> [本文抜粋]:
+===+
直木賞作家が語る「自分をあたらしくする」ことと「死」の関係性

特集 自分をあたらしくする 2020.8.10

取材・文:出口夢々
写真:浅野 剛

7・8月の特集テーマでもある「自分をあたらしくする」という考え方に編集部が出合ったのは、直木賞作家である白石一文さんの『不自由な心』(角川書店)という作品を読んだとき。

兄が最初の入院を終えてわずかの期間家に戻った折に何着も背広を仕立てたのだ、と通夜の席で初めて兄嫁から聞いて、三枝はその気持ちがよく理解できなかった。
…(中略)…
だが、いま兄と同じ立場に立ってみて、三枝はそういう自分たちの解釈が当時の兄の気持ちからいかに遠かったか、やっと分かったような気がした。
兄は死を目前にして、もう一度自分を新しくしたかったのだろう。自分のことをかまってやりたくなったのだろう。ただ、現在の三枝のように独り勝手に残り時間を費やせる余裕のなかった彼は、限られた範囲でそれをするしかなかった。せいぜい二、三着背広を新調するくらいが精一杯の贅沢だったのだ。
自分を新しくする、というこの感懐は三枝にとって意外などほど手応えのあるものだった。

白石一文『不自由な心』「水の年輪」より

胃がんと診断され、余命半年と宣告された主人公の三枝は、仕事を辞め、妻と娘を捨て、「自分を新しくすべく」自分の生きたいように生きます。家を出てホテル暮らしをし、欲しいものがあったらとやかく考えず購入し、過去の不倫相手に会いに行く――。自分本位に最期を過ごし、三枝は自殺しました。

積み重ねてきた過去と残された今。そして、やがて訪れる死。
そうした日々で、自分が生きたいように生きるために――「自分をあたらしくする」。

 

生と死は表裏一体――死を意識しながら生きる

 

出口:白石さんは2001年に発表された小説『不自由な心』に収録されている「水の年輪」という物語のなかで「自分を新しくする」主人公・三枝の姿を描かれています。この自分を総入れ替えするような「自分を新しくする」行為に、とても驚いたのですが、この三枝の人物像には、どのようにたどり着いたのでしょうか。
+===+
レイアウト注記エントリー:
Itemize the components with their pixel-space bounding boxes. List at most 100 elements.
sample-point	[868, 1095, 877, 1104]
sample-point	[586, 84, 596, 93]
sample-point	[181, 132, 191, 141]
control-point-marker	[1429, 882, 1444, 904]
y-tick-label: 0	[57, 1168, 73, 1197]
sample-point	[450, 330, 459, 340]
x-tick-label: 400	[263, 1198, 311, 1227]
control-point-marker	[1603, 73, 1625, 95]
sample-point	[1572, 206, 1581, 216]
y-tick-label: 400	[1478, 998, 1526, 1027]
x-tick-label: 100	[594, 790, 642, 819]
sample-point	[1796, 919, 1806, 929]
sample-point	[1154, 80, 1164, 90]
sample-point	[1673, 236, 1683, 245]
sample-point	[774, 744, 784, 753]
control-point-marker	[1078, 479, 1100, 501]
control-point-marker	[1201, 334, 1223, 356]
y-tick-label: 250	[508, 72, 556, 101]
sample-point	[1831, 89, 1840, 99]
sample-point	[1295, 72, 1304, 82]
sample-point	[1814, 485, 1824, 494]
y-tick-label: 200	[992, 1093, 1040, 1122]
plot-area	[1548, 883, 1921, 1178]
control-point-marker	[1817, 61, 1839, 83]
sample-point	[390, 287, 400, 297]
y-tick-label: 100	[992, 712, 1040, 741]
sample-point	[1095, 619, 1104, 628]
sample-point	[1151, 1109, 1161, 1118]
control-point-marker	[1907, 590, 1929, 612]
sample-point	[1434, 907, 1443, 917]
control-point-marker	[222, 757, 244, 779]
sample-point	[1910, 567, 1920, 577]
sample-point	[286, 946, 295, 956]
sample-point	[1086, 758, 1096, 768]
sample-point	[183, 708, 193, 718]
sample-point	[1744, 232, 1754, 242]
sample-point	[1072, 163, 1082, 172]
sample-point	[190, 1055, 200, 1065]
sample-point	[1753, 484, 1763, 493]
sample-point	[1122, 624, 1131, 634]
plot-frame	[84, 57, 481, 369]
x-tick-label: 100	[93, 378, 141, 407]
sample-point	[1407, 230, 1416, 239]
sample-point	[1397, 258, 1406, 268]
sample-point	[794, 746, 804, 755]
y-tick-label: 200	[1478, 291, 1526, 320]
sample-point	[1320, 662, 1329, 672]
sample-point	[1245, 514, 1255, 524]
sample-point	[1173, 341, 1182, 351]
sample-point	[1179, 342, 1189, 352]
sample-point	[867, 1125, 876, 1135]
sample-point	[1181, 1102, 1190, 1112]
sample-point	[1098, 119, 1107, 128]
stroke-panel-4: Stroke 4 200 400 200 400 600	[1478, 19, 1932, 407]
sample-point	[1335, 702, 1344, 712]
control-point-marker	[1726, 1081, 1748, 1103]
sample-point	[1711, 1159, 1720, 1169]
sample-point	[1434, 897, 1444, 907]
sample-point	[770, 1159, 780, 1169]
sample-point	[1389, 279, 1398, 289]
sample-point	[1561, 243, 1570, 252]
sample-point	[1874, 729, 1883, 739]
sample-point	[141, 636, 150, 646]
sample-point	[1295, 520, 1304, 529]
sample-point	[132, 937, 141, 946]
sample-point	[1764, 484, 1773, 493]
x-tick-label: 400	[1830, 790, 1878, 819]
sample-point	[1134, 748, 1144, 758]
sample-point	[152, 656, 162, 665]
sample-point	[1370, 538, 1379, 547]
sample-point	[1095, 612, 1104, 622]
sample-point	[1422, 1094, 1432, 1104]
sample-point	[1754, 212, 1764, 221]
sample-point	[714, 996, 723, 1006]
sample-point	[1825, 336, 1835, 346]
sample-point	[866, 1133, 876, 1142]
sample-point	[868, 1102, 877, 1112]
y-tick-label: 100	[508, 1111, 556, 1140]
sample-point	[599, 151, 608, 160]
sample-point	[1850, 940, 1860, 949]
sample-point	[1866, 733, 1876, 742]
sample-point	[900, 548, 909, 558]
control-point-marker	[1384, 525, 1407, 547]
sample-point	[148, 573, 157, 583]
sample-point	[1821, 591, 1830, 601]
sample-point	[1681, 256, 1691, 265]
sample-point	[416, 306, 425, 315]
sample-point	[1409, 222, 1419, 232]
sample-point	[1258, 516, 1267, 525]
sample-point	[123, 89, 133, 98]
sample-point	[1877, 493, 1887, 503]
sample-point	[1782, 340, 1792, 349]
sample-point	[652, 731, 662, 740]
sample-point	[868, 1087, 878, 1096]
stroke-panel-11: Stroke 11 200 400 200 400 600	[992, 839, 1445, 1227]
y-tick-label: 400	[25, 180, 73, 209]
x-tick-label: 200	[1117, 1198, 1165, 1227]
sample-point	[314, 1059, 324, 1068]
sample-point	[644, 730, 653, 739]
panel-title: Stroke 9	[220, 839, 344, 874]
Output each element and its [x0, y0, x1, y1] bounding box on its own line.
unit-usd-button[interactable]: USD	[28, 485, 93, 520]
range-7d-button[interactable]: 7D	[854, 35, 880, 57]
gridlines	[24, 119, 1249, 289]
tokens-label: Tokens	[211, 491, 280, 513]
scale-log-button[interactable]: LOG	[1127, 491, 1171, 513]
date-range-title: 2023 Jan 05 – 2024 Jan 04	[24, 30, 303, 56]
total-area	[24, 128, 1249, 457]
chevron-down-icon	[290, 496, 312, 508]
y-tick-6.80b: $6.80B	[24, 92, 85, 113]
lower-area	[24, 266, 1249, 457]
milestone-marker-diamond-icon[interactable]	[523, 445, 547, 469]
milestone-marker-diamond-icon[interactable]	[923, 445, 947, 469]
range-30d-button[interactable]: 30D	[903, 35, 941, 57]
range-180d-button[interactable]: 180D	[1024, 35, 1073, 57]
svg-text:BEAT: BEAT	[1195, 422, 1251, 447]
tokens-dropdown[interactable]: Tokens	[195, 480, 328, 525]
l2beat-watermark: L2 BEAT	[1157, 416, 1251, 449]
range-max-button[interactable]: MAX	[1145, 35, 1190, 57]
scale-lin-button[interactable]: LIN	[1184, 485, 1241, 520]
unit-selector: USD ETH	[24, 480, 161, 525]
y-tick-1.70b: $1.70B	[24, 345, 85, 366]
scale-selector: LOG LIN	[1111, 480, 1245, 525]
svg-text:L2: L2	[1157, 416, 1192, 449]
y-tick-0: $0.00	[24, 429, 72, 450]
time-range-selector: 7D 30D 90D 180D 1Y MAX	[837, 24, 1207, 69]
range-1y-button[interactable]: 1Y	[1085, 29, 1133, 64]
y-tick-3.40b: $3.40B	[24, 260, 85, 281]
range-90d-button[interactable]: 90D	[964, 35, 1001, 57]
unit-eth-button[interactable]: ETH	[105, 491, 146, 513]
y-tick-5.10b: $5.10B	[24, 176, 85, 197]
+===+
> [課題 A]:
本文抜粋の「胃がんと診断され、余命半年と」から「そうした日々で、自分が生きたいように生きるために――「自分をあたらしくする」。」までを、「ホテル暮らし」を「旅館暮らし」に差し替えたうえで、すべて示すこと。
> [課題 B]:
エントリーの先頭から「919, 1806, 929]」を含む行までを、一字一句そのまま書き写すこと。

> [最終結果 A]:
胃がんと診断され、余命半年と宣告された主人公の三枝は、仕事を辞め、妻と娘を捨て、「自分を新しくすべく」自分の生きたいように生きます。家を出て旅館暮らしをし、欲しいものがあったらとやかく考えず購入し、過去の不倫相手に会いに行く――。自分本位に最期を過ごし、三枝は自殺しました。

積み重ねてきた過去と残された今。そして、やがて訪れる死。
そうした日々で、自分が生きたいように生きるために――「自分をあたらしくする」。

> [最終結果 B]:
Itemize the components with their pixel-space bounding boxes. List at most 100 elements.
sample-point	[868, 1095, 877, 1104]
sample-point	[586, 84, 596, 93]
sample-point	[181, 132, 191, 141]
control-point-marker	[1429, 882, 1444, 904]
y-tick-label: 0	[57, 1168, 73, 1197]
sample-point	[450, 330, 459, 340]
x-tick-label: 400	[263, 1198, 311, 1227]
control-point-marker	[1603, 73, 1625, 95]
sample-point	[1572, 206, 1581, 216]
y-tick-label: 400	[1478, 998, 1526, 1027]
x-tick-label: 100	[594, 790, 642, 819]
sample-point	[1796, 919, 1806, 929]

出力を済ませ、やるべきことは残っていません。